Dataset records
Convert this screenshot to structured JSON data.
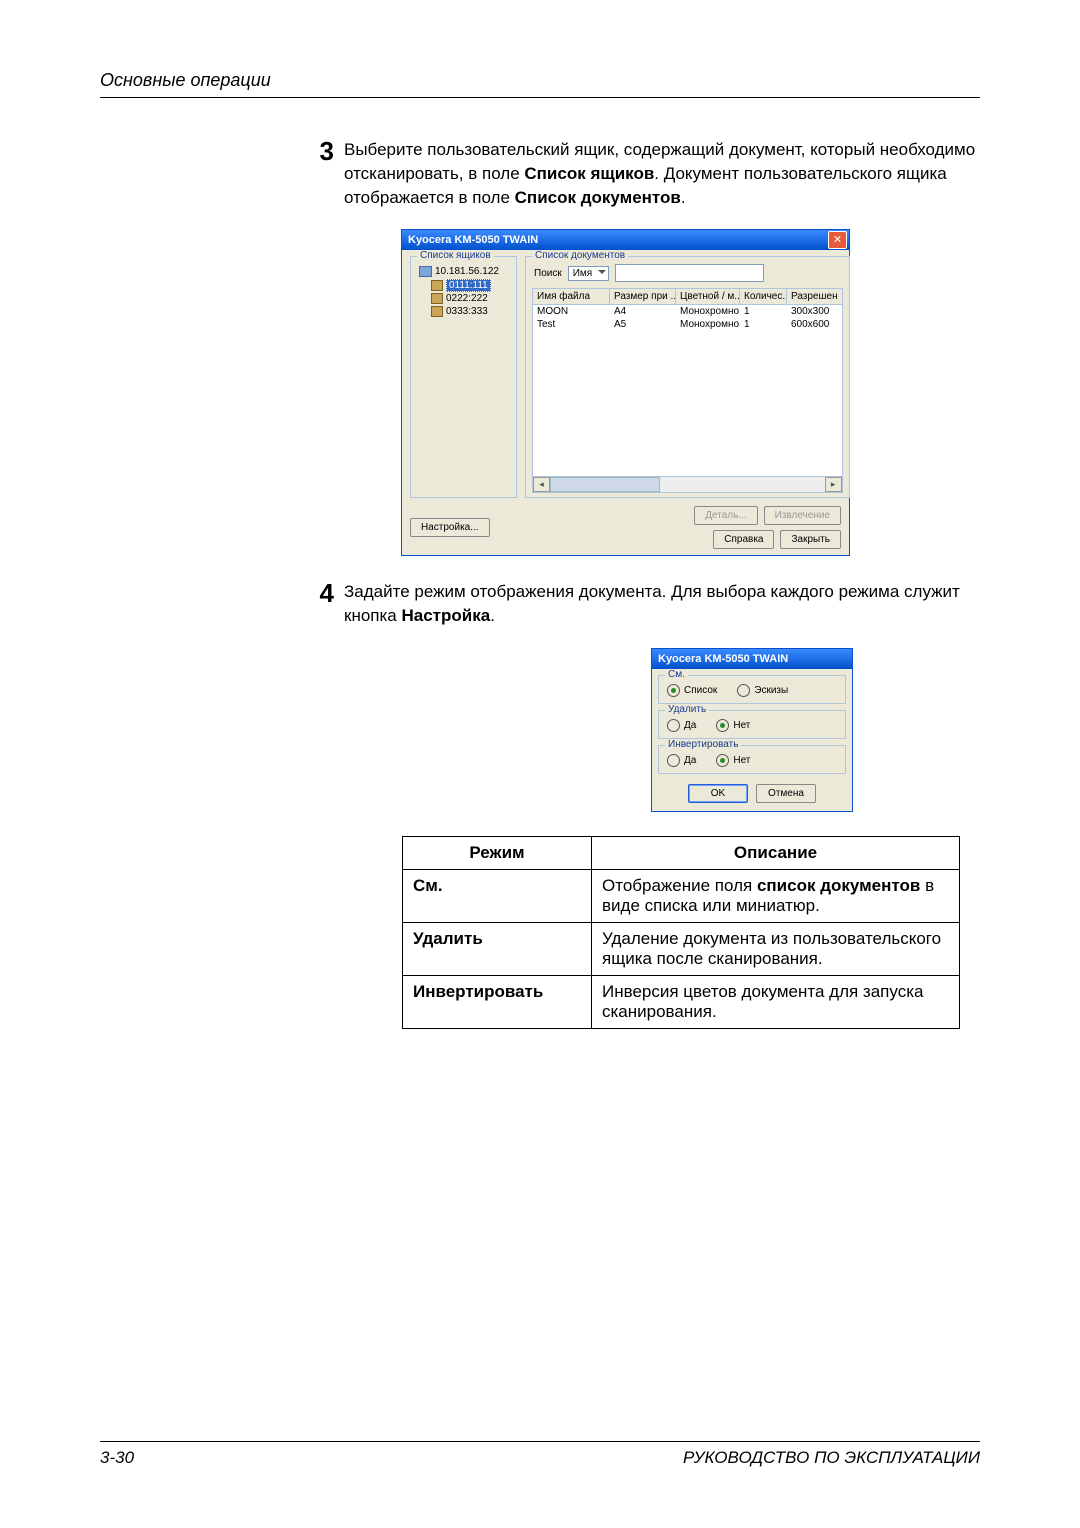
{
  "page_header": "Основные операции",
  "step3_num": "3",
  "step3_text_before": "Выберите пользовательский ящик, содержащий документ, который необходимо отсканировать, в поле ",
  "step3_bold1": "Список ящиков",
  "step3_text_mid": ". Документ пользовательского ящика отображается в поле ",
  "step3_bold2": "Список документов",
  "step3_text_after": ".",
  "dlg1": {
    "title": "Kyocera KM-5050 TWAIN",
    "boxes_legend": "Список ящиков",
    "tree_root": "10.181.56.122",
    "tree_items": [
      "0111:111",
      "0222:222",
      "0333:333"
    ],
    "docs_legend": "Список документов",
    "search_label": "Поиск",
    "search_mode": "Имя",
    "columns": [
      "Имя файла",
      "Размер при ...",
      "Цветной / м...",
      "Количес...",
      "Разрешен"
    ],
    "rows": [
      {
        "c1": "MOON",
        "c2": "A4",
        "c3": "Монохромно...",
        "c4": "1",
        "c5": "300x300"
      },
      {
        "c1": "Test",
        "c2": "A5",
        "c3": "Монохромно...",
        "c4": "1",
        "c5": "600x600"
      }
    ],
    "btn_settings": "Настройка...",
    "btn_detail": "Деталь...",
    "btn_extract": "Извлечение",
    "btn_help": "Справка",
    "btn_close": "Закрыть"
  },
  "step4_num": "4",
  "step4_text_before": "Задайте режим отображения документа. Для выбора каждого режима служит кнопка ",
  "step4_bold": "Настройка",
  "step4_text_after": ".",
  "dlg2": {
    "title": "Kyocera KM-5050 TWAIN",
    "view": {
      "legend": "См.",
      "opt1": "Список",
      "opt2": "Эскизы"
    },
    "delete": {
      "legend": "Удалить",
      "opt1": "Да",
      "opt2": "Нет"
    },
    "invert": {
      "legend": "Инвертировать",
      "opt1": "Да",
      "opt2": "Нет"
    },
    "ok": "OK",
    "cancel": "Отмена"
  },
  "modes_table": {
    "head_mode": "Режим",
    "head_desc": "Описание",
    "rows": [
      {
        "mode": "См.",
        "desc_pre": "Отображение поля ",
        "desc_bold": "список документов",
        "desc_post": " в виде списка или миниатюр."
      },
      {
        "mode": "Удалить",
        "desc_pre": "Удаление документа из пользовательского ящика после сканирования.",
        "desc_bold": "",
        "desc_post": ""
      },
      {
        "mode": "Инвертировать",
        "desc_pre": "Инверсия цветов документа для запуска сканирования.",
        "desc_bold": "",
        "desc_post": ""
      }
    ]
  },
  "footer_left": "3-30",
  "footer_right": "РУКОВОДСТВО ПО ЭКСПЛУАТАЦИИ"
}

> Goal
Without the pictures, reproduce every line of the records above exactly.

> The result
Convert this screenshot to structured JSON data.
{
  "page_header": "Основные операции",
  "step3_num": "3",
  "step3_text_before": "Выберите пользовательский ящик, содержащий документ, который необходимо отсканировать, в поле ",
  "step3_bold1": "Список ящиков",
  "step3_text_mid": ". Документ пользовательского ящика отображается в поле ",
  "step3_bold2": "Список документов",
  "step3_text_after": ".",
  "dlg1": {
    "title": "Kyocera KM-5050 TWAIN",
    "boxes_legend": "Список ящиков",
    "tree_root": "10.181.56.122",
    "tree_items": [
      "0111:111",
      "0222:222",
      "0333:333"
    ],
    "docs_legend": "Список документов",
    "search_label": "Поиск",
    "search_mode": "Имя",
    "columns": [
      "Имя файла",
      "Размер при ...",
      "Цветной / м...",
      "Количес...",
      "Разрешен"
    ],
    "rows": [
      {
        "c1": "MOON",
        "c2": "A4",
        "c3": "Монохромно...",
        "c4": "1",
        "c5": "300x300"
      },
      {
        "c1": "Test",
        "c2": "A5",
        "c3": "Монохромно...",
        "c4": "1",
        "c5": "600x600"
      }
    ],
    "btn_settings": "Настройка...",
    "btn_detail": "Деталь...",
    "btn_extract": "Извлечение",
    "btn_help": "Справка",
    "btn_close": "Закрыть"
  },
  "step4_num": "4",
  "step4_text_before": "Задайте режим отображения документа. Для выбора каждого режима служит кнопка ",
  "step4_bold": "Настройка",
  "step4_text_after": ".",
  "dlg2": {
    "title": "Kyocera KM-5050 TWAIN",
    "view": {
      "legend": "См.",
      "opt1": "Список",
      "opt2": "Эскизы"
    },
    "delete": {
      "legend": "Удалить",
      "opt1": "Да",
      "opt2": "Нет"
    },
    "invert": {
      "legend": "Инвертировать",
      "opt1": "Да",
      "opt2": "Нет"
    },
    "ok": "OK",
    "cancel": "Отмена"
  },
  "modes_table": {
    "head_mode": "Режим",
    "head_desc": "Описание",
    "rows": [
      {
        "mode": "См.",
        "desc_pre": "Отображение поля ",
        "desc_bold": "список документов",
        "desc_post": " в виде списка или миниатюр."
      },
      {
        "mode": "Удалить",
        "desc_pre": "Удаление документа из пользовательского ящика после сканирования.",
        "desc_bold": "",
        "desc_post": ""
      },
      {
        "mode": "Инвертировать",
        "desc_pre": "Инверсия цветов документа для запуска сканирования.",
        "desc_bold": "",
        "desc_post": ""
      }
    ]
  },
  "footer_left": "3-30",
  "footer_right": "РУКОВОДСТВО ПО ЭКСПЛУАТАЦИИ"
}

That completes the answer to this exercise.